_WHAT THE TASK REQUIRES_:
For this exercise, transcribe all the entries exactly as given and omit the images.

_RECORDED DATA_:
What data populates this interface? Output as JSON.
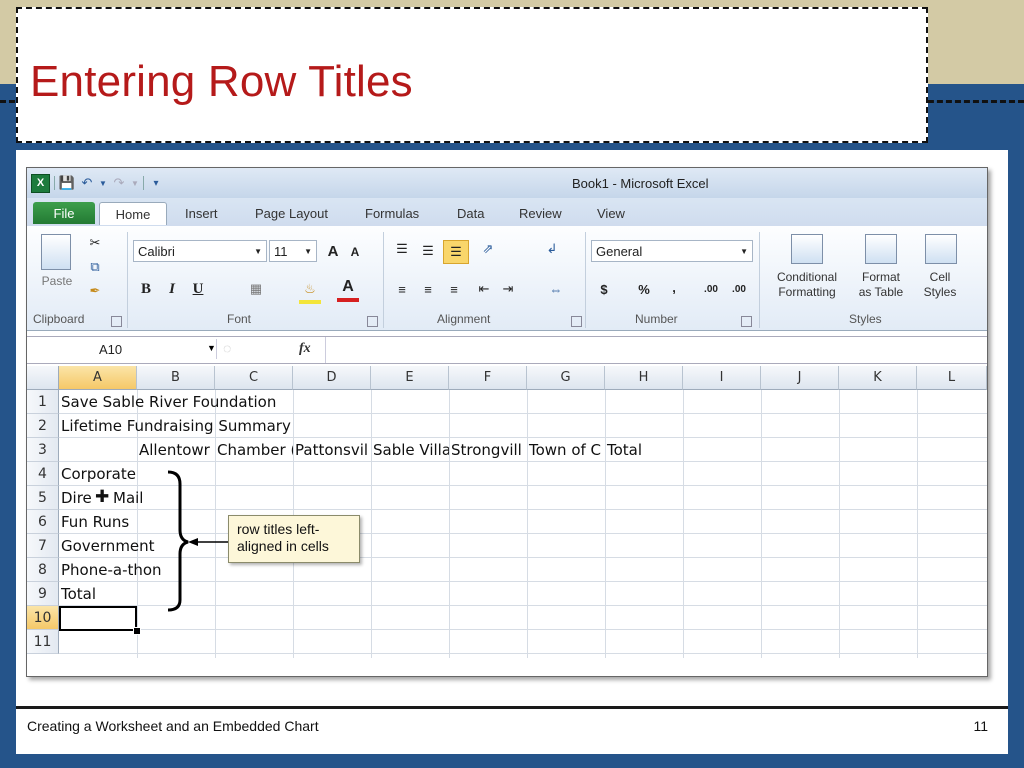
{
  "slide": {
    "title": "Entering Row Titles",
    "footer_left": "Creating a Worksheet and an Embedded Chart",
    "page_number": "11"
  },
  "excel": {
    "window_title": "Book1 - Microsoft Excel",
    "tabs": [
      "File",
      "Home",
      "Insert",
      "Page Layout",
      "Formulas",
      "Data",
      "Review",
      "View"
    ],
    "ribbon": {
      "clipboard": {
        "label": "Clipboard",
        "paste": "Paste"
      },
      "font": {
        "label": "Font",
        "name": "Calibri",
        "size": "11",
        "bold": "B",
        "italic": "I",
        "underline": "U",
        "grow": "A",
        "shrink": "A",
        "font_color": "A"
      },
      "alignment": {
        "label": "Alignment"
      },
      "number": {
        "label": "Number",
        "format": "General",
        "currency": "$",
        "percent": "%",
        "comma": ",",
        "inc_decimal": ".00",
        "dec_decimal": ".00"
      },
      "styles": {
        "label": "Styles",
        "conditional_1": "Conditional",
        "conditional_2": "Formatting",
        "format_table_1": "Format",
        "format_table_2": "as Table",
        "cell_styles_1": "Cell",
        "cell_styles_2": "Styles"
      }
    },
    "name_box": "A10",
    "fx": "fx",
    "columns": [
      "A",
      "B",
      "C",
      "D",
      "E",
      "F",
      "G",
      "H",
      "I",
      "J",
      "K",
      "L"
    ],
    "rows": [
      "1",
      "2",
      "3",
      "4",
      "5",
      "6",
      "7",
      "8",
      "9",
      "10",
      "11"
    ],
    "cells": {
      "r1": "Save Sable River Foundation",
      "r2": "Lifetime Fundraising Summary",
      "r3": [
        "Allentowr",
        "Chamber (",
        "Pattonsvil",
        "Sable Villa",
        "Strongvill",
        "Town of C",
        "Total"
      ],
      "r4": "Corporate",
      "r5a": "Dire",
      "r5b": "Mail",
      "r6": "Fun Runs",
      "r7": "Government",
      "r8": "Phone-a-thon",
      "r9": "Total"
    },
    "callout": "row titles left-aligned in cells",
    "colors": {
      "accent": "#b51a1a",
      "file_tab": "#237a33",
      "selection": "#f5c868"
    }
  }
}
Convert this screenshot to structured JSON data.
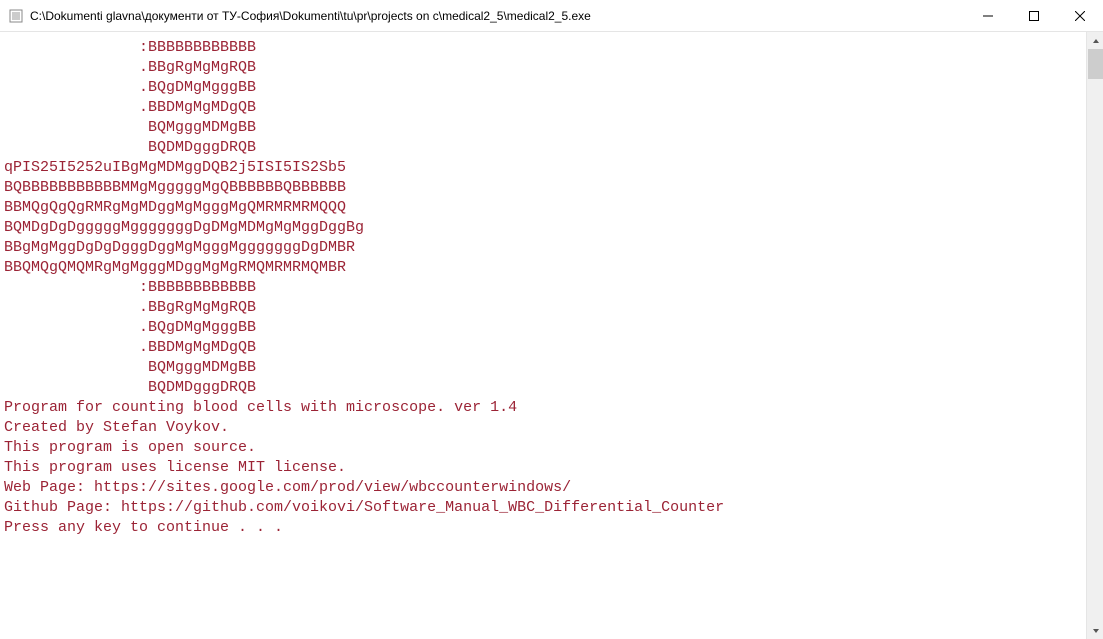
{
  "window": {
    "title": "C:\\Dokumenti glavna\\документи от ТУ-София\\Dokumenti\\tu\\pr\\projects on c\\medical2_5\\medical2_5.exe"
  },
  "console": {
    "lines": [
      "               :BBBBBBBBBBBB",
      "               .BBgRgMgMgRQB",
      "               .BQgDMgMgggBB",
      "               .BBDMgMgMDgQB",
      "                BQMgggMDMgBB",
      "                BQDMDgggDRQB",
      "qPIS25I5252uIBgMgMDMggDQB2j5ISI5IS2Sb5",
      "BQBBBBBBBBBBBMMgMgggggMgQBBBBBBQBBBBBB",
      "BBMQgQgQgRMRgMgMDggMgMgggMgQMRMRMRMQQQ",
      "BQMDgDgDgggggMgggggggDgDMgMDMgMgMggDggBg",
      "BBgMgMggDgDgDgggDggMgMgggMgggggggDgDMBR",
      "BBQMQgQMQMRgMgMgggMDggMgMgRMQMRMRMQMBR",
      "               :BBBBBBBBBBBB",
      "               .BBgRgMgMgRQB",
      "               .BQgDMgMgggBB",
      "               .BBDMgMgMDgQB",
      "                BQMgggMDMgBB",
      "                BQDMDgggDRQB",
      "",
      "Program for counting blood cells with microscope. ver 1.4",
      "Created by Stefan Voykov.",
      "This program is open source.",
      "This program uses license MIT license.",
      "Web Page: https://sites.google.com/prod/view/wbccounterwindows/",
      "Github Page: https://github.com/voikovi/Software_Manual_WBC_Differential_Counter",
      "Press any key to continue . . ."
    ]
  },
  "colors": {
    "text": "#9b2335",
    "background": "#ffffff"
  }
}
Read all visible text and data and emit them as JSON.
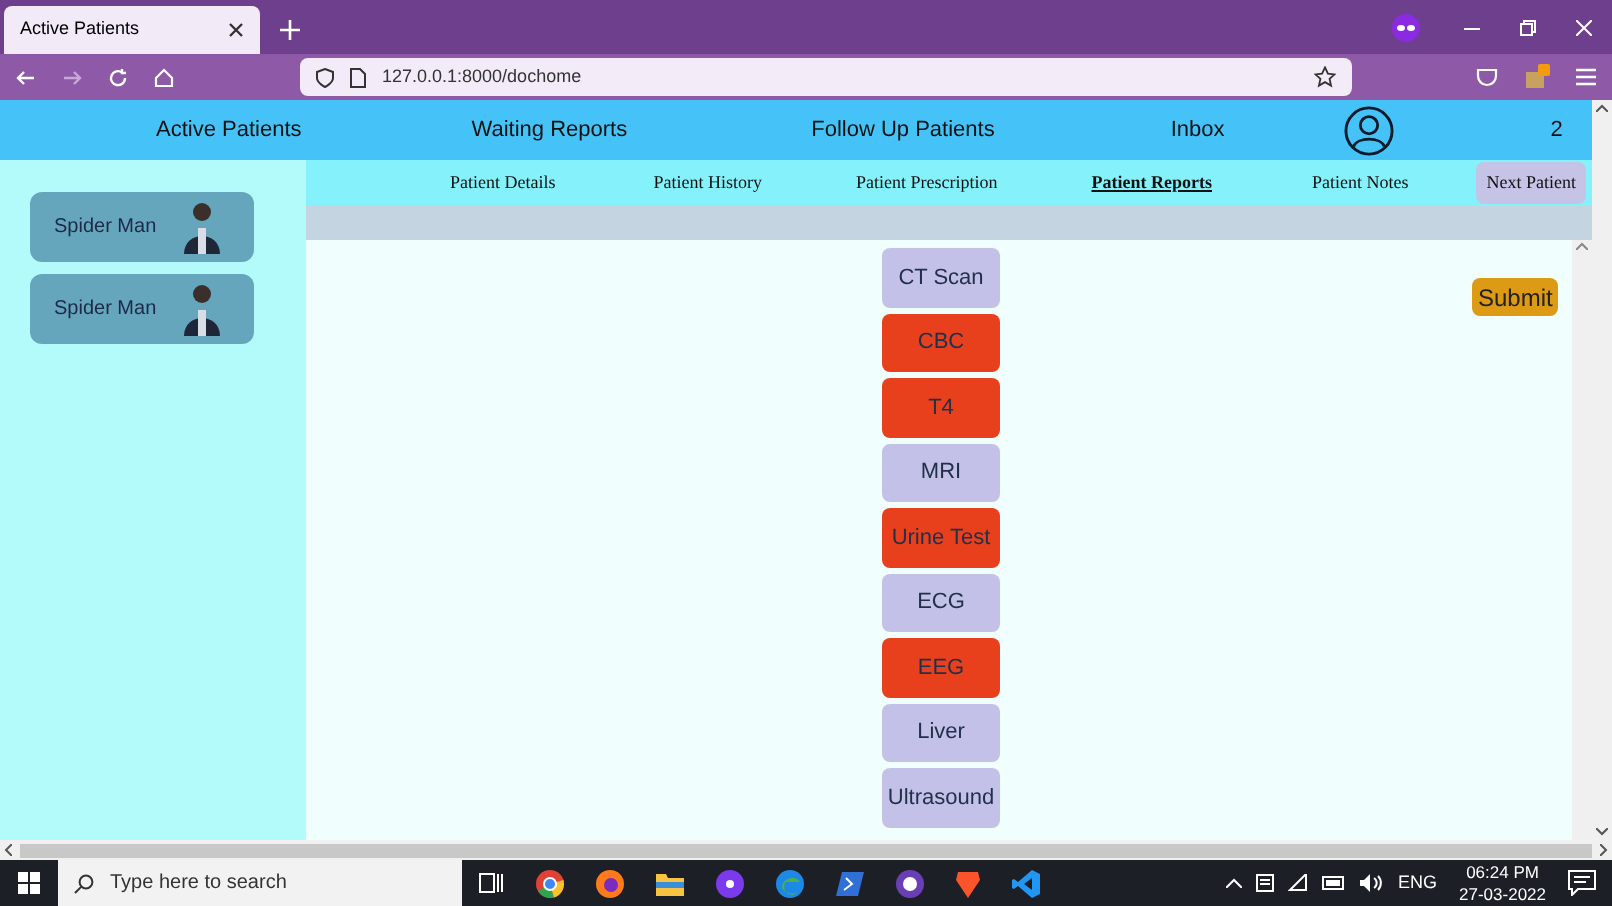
{
  "browser": {
    "tab_title": "Active Patients",
    "url": "127.0.0.1:8000/dochome"
  },
  "nav": {
    "items": [
      "Active Patients",
      "Waiting Reports",
      "Follow Up Patients",
      "Inbox"
    ],
    "count": "2"
  },
  "patients": [
    {
      "name": "Spider Man"
    },
    {
      "name": "Spider Man"
    }
  ],
  "tabs": [
    {
      "label": "Patient Details",
      "selected": false
    },
    {
      "label": "Patient History",
      "selected": false
    },
    {
      "label": "Patient Prescription",
      "selected": false
    },
    {
      "label": "Patient Reports",
      "selected": true
    },
    {
      "label": "Patient Notes",
      "selected": false
    }
  ],
  "next_button": "Next Patient",
  "reports": [
    {
      "label": "CT Scan",
      "selected": false
    },
    {
      "label": "CBC",
      "selected": true
    },
    {
      "label": "T4",
      "selected": true
    },
    {
      "label": "MRI",
      "selected": false
    },
    {
      "label": "Urine Test",
      "selected": true
    },
    {
      "label": "ECG",
      "selected": false
    },
    {
      "label": "EEG",
      "selected": true
    },
    {
      "label": "Liver",
      "selected": false
    },
    {
      "label": "Ultrasound",
      "selected": false
    }
  ],
  "submit_button": "Submit",
  "taskbar": {
    "search_placeholder": "Type here to search",
    "language": "ENG",
    "time": "06:24 PM",
    "date": "27-03-2022"
  }
}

_ANSWER SPACE_:
What data populates this interface? Output as JSON.
{
  "slide": {
    "title": "Entering Row Titles",
    "footer_left": "Creating a Worksheet and an Embedded Chart",
    "page_number": "11"
  },
  "excel": {
    "window_title": "Book1 - Microsoft Excel",
    "tabs": [
      "File",
      "Home",
      "Insert",
      "Page Layout",
      "Formulas",
      "Data",
      "Review",
      "View"
    ],
    "ribbon": {
      "clipboard": {
        "label": "Clipboard",
        "paste": "Paste"
      },
      "font": {
        "label": "Font",
        "name": "Calibri",
        "size": "11",
        "bold": "B",
        "italic": "I",
        "underline": "U",
        "grow": "A",
        "shrink": "A",
        "font_color": "A"
      },
      "alignment": {
        "label": "Alignment"
      },
      "number": {
        "label": "Number",
        "format": "General",
        "currency": "$",
        "percent": "%",
        "comma": ",",
        "inc_decimal": ".00",
        "dec_decimal": ".00"
      },
      "styles": {
        "label": "Styles",
        "conditional_1": "Conditional",
        "conditional_2": "Formatting",
        "format_table_1": "Format",
        "format_table_2": "as Table",
        "cell_styles_1": "Cell",
        "cell_styles_2": "Styles"
      }
    },
    "name_box": "A10",
    "fx": "fx",
    "columns": [
      "A",
      "B",
      "C",
      "D",
      "E",
      "F",
      "G",
      "H",
      "I",
      "J",
      "K",
      "L"
    ],
    "rows": [
      "1",
      "2",
      "3",
      "4",
      "5",
      "6",
      "7",
      "8",
      "9",
      "10",
      "11"
    ],
    "cells": {
      "r1": "Save Sable River Foundation",
      "r2": "Lifetime Fundraising Summary",
      "r3": [
        "Allentowr",
        "Chamber (",
        "Pattonsvil",
        "Sable Villa",
        "Strongvill",
        "Town of C",
        "Total"
      ],
      "r4": "Corporate",
      "r5a": "Dire",
      "r5b": "Mail",
      "r6": "Fun Runs",
      "r7": "Government",
      "r8": "Phone-a-thon",
      "r9": "Total"
    },
    "callout": "row titles left-aligned in cells",
    "colors": {
      "accent": "#b51a1a",
      "file_tab": "#237a33",
      "selection": "#f5c868"
    }
  }
}
Convert this screenshot to structured JSON data.
{
  "window": {
    "title": "C:\\Dokumenti glavna\\документи от ТУ-София\\Dokumenti\\tu\\pr\\projects on c\\medical2_5\\medical2_5.exe"
  },
  "console": {
    "lines": [
      "               :BBBBBBBBBBBB",
      "               .BBgRgMgMgRQB",
      "               .BQgDMgMgggBB",
      "               .BBDMgMgMDgQB",
      "                BQMgggMDMgBB",
      "                BQDMDgggDRQB",
      "qPIS25I5252uIBgMgMDMggDQB2j5ISI5IS2Sb5",
      "BQBBBBBBBBBBBMMgMgggggMgQBBBBBBQBBBBBB",
      "BBMQgQgQgRMRgMgMDggMgMgggMgQMRMRMRMQQQ",
      "BQMDgDgDgggggMgggggggDgDMgMDMgMgMggDggBg",
      "BBgMgMggDgDgDgggDggMgMgggMgggggggDgDMBR",
      "BBQMQgQMQMRgMgMgggMDggMgMgRMQMRMRMQMBR",
      "               :BBBBBBBBBBBB",
      "               .BBgRgMgMgRQB",
      "               .BQgDMgMgggBB",
      "               .BBDMgMgMDgQB",
      "                BQMgggMDMgBB",
      "                BQDMDgggDRQB",
      "",
      "Program for counting blood cells with microscope. ver 1.4",
      "Created by Stefan Voykov.",
      "This program is open source.",
      "This program uses license MIT license.",
      "Web Page: https://sites.google.com/prod/view/wbccounterwindows/",
      "Github Page: https://github.com/voikovi/Software_Manual_WBC_Differential_Counter",
      "Press any key to continue . . ."
    ]
  },
  "colors": {
    "text": "#9b2335",
    "background": "#ffffff"
  }
}
Read all visible text and data and emit them as JSON.
{
  "browser": {
    "tab_title": "Active Patients",
    "url": "127.0.0.1:8000/dochome"
  },
  "nav": {
    "items": [
      "Active Patients",
      "Waiting Reports",
      "Follow Up Patients",
      "Inbox"
    ],
    "count": "2"
  },
  "patients": [
    {
      "name": "Spider Man"
    },
    {
      "name": "Spider Man"
    }
  ],
  "tabs": [
    {
      "label": "Patient Details",
      "selected": false
    },
    {
      "label": "Patient History",
      "selected": false
    },
    {
      "label": "Patient Prescription",
      "selected": false
    },
    {
      "label": "Patient Reports",
      "selected": true
    },
    {
      "label": "Patient Notes",
      "selected": false
    }
  ],
  "next_button": "Next Patient",
  "reports": [
    {
      "label": "CT Scan",
      "selected": false
    },
    {
      "label": "CBC",
      "selected": true
    },
    {
      "label": "T4",
      "selected": true
    },
    {
      "label": "MRI",
      "selected": false
    },
    {
      "label": "Urine Test",
      "selected": true
    },
    {
      "label": "ECG",
      "selected": false
    },
    {
      "label": "EEG",
      "selected": true
    },
    {
      "label": "Liver",
      "selected": false
    },
    {
      "label": "Ultrasound",
      "selected": false
    }
  ],
  "submit_button": "Submit",
  "taskbar": {
    "search_placeholder": "Type here to search",
    "language": "ENG",
    "time": "06:24 PM",
    "date": "27-03-2022"
  }
}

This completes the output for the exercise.